Dataset entries

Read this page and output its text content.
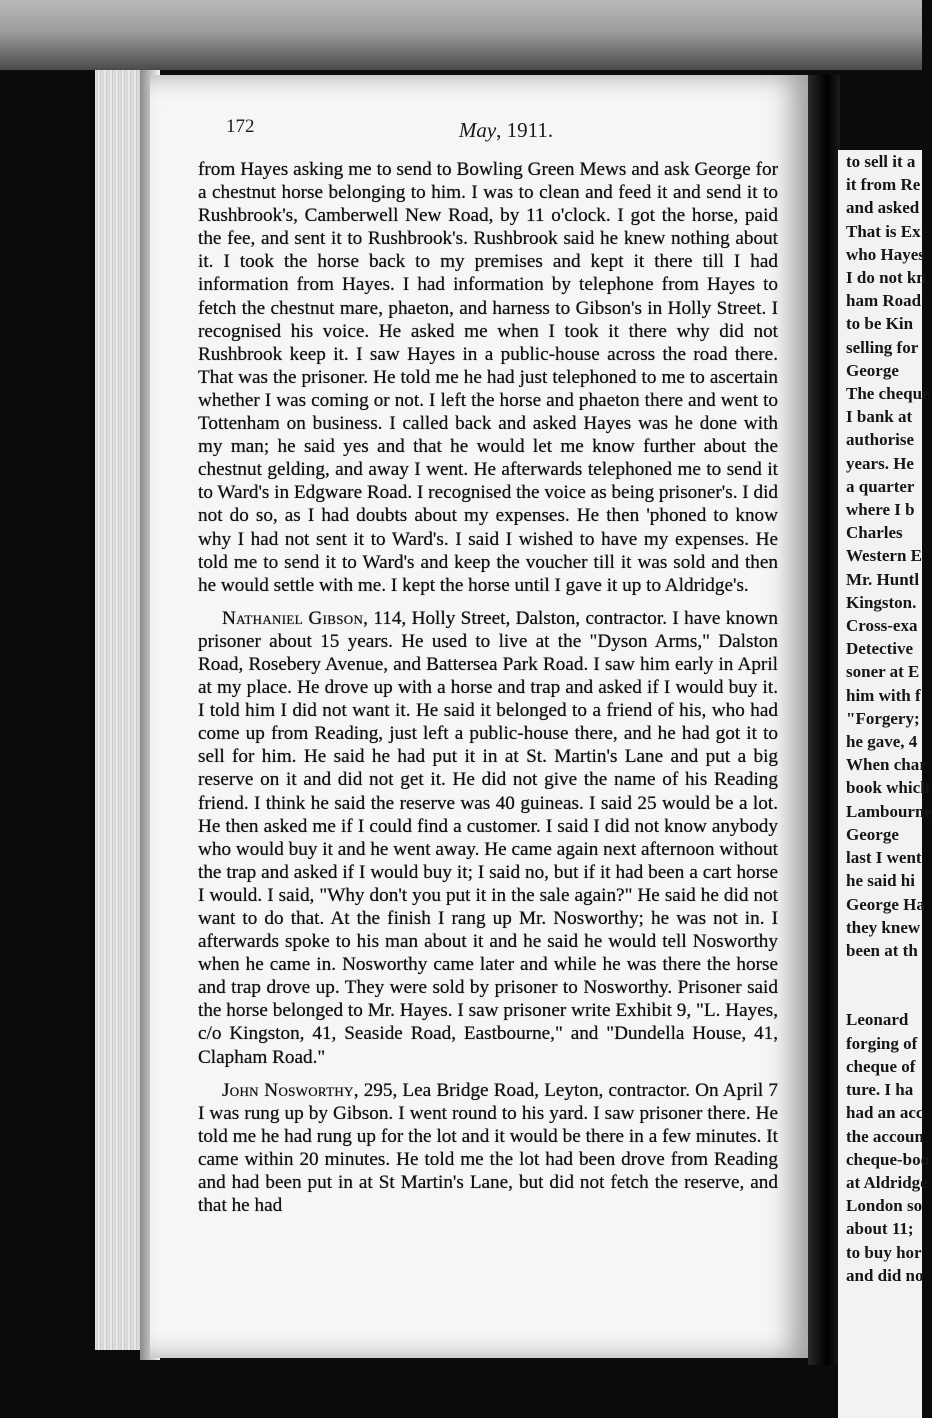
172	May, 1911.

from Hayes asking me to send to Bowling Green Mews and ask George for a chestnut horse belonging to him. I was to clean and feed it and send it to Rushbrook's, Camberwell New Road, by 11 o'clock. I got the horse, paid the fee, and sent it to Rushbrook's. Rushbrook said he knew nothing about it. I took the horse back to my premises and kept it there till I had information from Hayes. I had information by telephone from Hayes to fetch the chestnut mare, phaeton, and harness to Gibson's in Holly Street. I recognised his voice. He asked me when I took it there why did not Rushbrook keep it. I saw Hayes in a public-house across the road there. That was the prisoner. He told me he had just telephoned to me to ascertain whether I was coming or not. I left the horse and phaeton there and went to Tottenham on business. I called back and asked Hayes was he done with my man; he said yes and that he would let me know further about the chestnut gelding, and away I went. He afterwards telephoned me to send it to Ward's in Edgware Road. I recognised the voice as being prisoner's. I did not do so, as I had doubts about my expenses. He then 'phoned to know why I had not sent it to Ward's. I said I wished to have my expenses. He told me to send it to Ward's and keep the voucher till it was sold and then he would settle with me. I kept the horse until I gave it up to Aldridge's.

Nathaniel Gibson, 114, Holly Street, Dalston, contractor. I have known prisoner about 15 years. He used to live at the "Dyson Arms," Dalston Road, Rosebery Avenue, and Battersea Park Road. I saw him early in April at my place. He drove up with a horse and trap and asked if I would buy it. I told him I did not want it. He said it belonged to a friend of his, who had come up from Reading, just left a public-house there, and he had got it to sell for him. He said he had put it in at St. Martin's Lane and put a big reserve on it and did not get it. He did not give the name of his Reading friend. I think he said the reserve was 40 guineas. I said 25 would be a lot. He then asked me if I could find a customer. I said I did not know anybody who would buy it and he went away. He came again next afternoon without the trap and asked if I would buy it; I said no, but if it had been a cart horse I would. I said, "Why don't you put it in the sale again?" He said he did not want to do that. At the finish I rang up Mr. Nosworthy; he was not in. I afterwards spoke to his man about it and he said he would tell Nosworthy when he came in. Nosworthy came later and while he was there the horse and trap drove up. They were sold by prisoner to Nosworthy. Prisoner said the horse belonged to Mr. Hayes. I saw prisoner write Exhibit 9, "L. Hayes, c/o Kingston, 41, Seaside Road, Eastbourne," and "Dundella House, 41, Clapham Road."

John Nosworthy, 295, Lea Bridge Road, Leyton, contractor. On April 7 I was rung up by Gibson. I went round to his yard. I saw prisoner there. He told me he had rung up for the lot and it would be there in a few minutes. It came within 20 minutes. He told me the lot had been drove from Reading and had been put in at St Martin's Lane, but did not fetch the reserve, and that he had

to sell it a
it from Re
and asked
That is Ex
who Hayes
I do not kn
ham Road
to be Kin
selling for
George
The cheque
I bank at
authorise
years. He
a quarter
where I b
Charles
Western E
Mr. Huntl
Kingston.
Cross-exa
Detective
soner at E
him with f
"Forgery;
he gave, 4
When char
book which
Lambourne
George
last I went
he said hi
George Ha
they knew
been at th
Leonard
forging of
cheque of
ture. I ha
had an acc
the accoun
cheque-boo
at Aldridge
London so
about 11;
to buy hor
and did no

* * *

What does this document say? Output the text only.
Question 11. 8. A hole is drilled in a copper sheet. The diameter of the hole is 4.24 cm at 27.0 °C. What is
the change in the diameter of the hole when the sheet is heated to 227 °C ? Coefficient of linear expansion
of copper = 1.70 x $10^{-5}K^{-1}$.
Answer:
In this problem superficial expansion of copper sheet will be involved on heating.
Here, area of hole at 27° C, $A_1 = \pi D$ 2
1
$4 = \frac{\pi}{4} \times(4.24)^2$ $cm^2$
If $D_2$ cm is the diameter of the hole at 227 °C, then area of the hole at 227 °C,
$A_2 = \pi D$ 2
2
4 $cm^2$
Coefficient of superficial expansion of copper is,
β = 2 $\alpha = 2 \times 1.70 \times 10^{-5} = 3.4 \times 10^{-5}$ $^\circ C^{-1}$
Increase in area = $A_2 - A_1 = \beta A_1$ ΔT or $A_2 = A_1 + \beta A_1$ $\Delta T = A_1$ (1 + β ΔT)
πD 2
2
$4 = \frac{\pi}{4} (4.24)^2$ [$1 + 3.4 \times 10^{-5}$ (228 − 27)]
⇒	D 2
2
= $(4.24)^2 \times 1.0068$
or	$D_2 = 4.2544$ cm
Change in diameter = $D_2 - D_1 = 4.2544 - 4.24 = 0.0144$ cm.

...

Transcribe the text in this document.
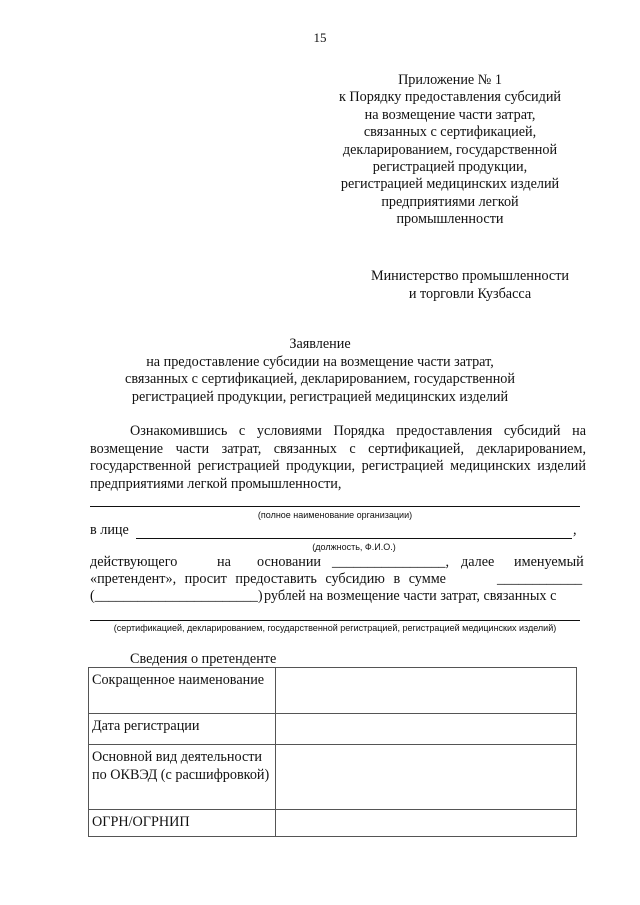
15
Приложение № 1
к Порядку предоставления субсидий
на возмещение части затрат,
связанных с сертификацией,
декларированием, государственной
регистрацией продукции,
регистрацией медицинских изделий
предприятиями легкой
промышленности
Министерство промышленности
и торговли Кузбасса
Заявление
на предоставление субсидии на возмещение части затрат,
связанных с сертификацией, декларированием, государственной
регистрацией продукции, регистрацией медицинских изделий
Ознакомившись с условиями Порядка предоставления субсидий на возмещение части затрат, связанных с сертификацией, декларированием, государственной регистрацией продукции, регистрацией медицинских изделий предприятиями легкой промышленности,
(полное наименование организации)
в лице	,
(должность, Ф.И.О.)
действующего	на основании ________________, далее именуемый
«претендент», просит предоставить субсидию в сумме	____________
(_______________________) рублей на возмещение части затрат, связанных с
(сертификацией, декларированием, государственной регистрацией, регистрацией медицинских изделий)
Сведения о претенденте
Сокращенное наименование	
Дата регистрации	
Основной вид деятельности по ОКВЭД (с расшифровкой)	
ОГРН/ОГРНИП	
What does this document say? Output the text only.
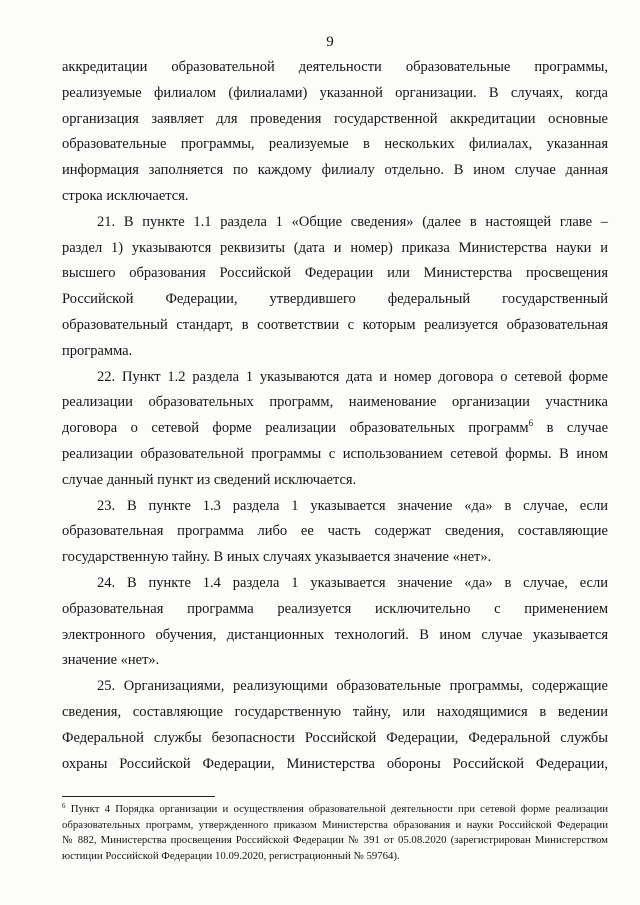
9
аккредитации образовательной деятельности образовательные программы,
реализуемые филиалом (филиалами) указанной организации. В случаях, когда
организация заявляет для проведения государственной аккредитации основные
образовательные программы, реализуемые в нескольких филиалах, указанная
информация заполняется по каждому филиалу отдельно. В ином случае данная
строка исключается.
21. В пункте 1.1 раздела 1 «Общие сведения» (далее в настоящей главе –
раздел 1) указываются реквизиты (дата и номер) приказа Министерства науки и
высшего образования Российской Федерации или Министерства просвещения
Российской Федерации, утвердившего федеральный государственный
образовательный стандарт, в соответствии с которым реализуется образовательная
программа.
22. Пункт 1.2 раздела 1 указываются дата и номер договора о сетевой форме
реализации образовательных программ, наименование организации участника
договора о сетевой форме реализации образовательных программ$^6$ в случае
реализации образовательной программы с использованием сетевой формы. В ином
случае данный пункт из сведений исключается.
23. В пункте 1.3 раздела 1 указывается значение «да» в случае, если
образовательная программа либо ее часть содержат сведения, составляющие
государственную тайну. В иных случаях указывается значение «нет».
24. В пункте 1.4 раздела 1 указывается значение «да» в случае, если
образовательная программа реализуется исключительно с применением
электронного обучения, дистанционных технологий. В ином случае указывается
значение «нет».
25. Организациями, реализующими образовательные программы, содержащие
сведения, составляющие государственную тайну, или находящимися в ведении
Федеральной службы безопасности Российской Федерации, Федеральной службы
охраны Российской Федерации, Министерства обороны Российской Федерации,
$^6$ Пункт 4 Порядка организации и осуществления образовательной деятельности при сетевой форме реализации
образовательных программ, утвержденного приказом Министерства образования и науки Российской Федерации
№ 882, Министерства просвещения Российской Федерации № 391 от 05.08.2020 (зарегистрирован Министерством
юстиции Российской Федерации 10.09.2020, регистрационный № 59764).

### OBJECTIVE
Copy each line containing the word "программы" from the data.

### THE RESPONSE
аккредитации образовательной деятельности образовательные программы,
образовательные программы, реализуемые в нескольких филиалах, указанная
реализации образовательной программы с использованием сетевой формы. В ином
25. Организациями, реализующими образовательные программы, содержащие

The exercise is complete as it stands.